(Instructions)
**1)** Answer these questions from the text on model weights and training data:
(a) What license did OpenAI use for the GPT-OSS model weights?
(b) According to the text, what can you not do without the training data?
(c) Which two companies does the text name as the subject of ongoing US court cases?
**2)** From the text on model weights and training data, list every way it says that model weight licenses can limit their use.
**3)** For each statement, say whether it agrees with the text on model weights and training data. Give yes or no, and quote the words of the text that decide it.
(a) Meta releases its Llama models under a permissive license.
(b) The AI labs partially won the court cases against Anthropic and Meta.
(c) The legal question of training on copyrighted material has been settled.

-- Extracted text follows --

The situation for model weights is a bit trickier. Many labs publish these under licenses that limit usage for potential competitors, restrict certain uses, or even ban usage in certain parts of the world. Meta has notoriously claimed its Llama models are “open-source” while using such a restrictive license. DeepSeek and Qwen also add restrictions to their model weights licenses, while OpenAI used the open-source Apache 2.0 license for the GPT-OSS model weights.
Allowing the use of model weights and source code under a permissive license is sufficient for most users, but it doesn’t go far enough: you can’t retrain the model from scratch if you don’t also have the training data. The problem here is that the training data for all top models almost certainly contains copyrighted material that may have been illegally obtained and used.
There are a number of ongoing court cases in the US to test this, such as those against Anthropic and Meta, which were partially won by the AI labs. However, the matter is far from settled, and it’s much safer for any company to not disclose the full dataset used in training, even for open models.

-- Extracted text concluded --
-- Stored data follows --

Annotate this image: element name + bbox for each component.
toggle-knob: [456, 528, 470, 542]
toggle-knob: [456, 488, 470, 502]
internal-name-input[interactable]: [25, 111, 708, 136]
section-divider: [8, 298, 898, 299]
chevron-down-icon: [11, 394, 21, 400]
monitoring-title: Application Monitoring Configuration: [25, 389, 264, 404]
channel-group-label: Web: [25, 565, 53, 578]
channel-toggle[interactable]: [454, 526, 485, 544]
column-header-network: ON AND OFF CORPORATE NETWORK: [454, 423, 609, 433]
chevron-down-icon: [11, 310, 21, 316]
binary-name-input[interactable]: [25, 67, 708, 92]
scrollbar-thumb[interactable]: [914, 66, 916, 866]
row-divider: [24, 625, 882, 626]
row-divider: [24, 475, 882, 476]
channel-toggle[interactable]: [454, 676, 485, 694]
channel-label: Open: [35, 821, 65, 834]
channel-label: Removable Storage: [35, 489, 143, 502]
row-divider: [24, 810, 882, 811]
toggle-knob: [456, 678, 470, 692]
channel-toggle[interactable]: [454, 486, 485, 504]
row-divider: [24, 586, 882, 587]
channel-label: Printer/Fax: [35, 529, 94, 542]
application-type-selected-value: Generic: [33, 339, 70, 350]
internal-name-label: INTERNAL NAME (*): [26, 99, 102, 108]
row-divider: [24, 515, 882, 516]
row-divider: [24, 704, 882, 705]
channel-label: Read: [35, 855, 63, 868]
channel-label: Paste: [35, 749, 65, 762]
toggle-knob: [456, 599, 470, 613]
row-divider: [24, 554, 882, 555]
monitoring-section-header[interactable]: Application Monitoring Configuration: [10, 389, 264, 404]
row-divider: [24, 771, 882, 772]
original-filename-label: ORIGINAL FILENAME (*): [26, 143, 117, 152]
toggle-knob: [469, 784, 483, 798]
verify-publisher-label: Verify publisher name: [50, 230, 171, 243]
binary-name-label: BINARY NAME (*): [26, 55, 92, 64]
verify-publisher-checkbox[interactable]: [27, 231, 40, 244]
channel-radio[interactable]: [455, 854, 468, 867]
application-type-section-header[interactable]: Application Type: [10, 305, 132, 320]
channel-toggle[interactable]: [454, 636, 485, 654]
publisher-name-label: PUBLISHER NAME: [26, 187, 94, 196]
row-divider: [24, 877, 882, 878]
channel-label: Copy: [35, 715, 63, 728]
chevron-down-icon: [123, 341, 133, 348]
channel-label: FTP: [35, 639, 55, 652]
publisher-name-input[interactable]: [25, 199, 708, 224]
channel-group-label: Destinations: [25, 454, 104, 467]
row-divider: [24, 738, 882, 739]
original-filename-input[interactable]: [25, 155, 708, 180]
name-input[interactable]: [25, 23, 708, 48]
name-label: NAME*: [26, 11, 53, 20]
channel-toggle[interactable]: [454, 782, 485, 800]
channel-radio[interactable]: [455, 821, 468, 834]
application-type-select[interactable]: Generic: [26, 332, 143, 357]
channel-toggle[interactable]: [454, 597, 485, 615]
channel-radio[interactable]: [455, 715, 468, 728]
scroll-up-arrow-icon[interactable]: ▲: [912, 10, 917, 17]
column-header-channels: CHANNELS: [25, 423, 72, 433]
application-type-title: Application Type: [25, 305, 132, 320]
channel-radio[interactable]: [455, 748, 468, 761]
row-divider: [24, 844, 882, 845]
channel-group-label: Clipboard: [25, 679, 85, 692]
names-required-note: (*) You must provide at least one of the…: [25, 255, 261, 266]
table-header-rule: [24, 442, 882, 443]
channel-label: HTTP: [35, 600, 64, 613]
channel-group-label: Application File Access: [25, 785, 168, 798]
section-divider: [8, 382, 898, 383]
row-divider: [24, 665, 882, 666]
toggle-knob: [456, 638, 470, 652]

-- Stored data concluded --

(Solutions below)
**1)**
(a) The open-source Apache 2.0 license.
(b) You cannot retrain the model from scratch.
(c) Anthropic and Meta.

**2)**
- Limiting usage for potential competitors
- Restricting certain uses
- Banning usage in certain parts of the world

**3)**
(a) No: "Meta has notoriously claimed its Llama models are “open-source” while using such a restrictive license."
(b) Yes: "which were partially won by the AI labs"
(c) No: "the matter is far from settled"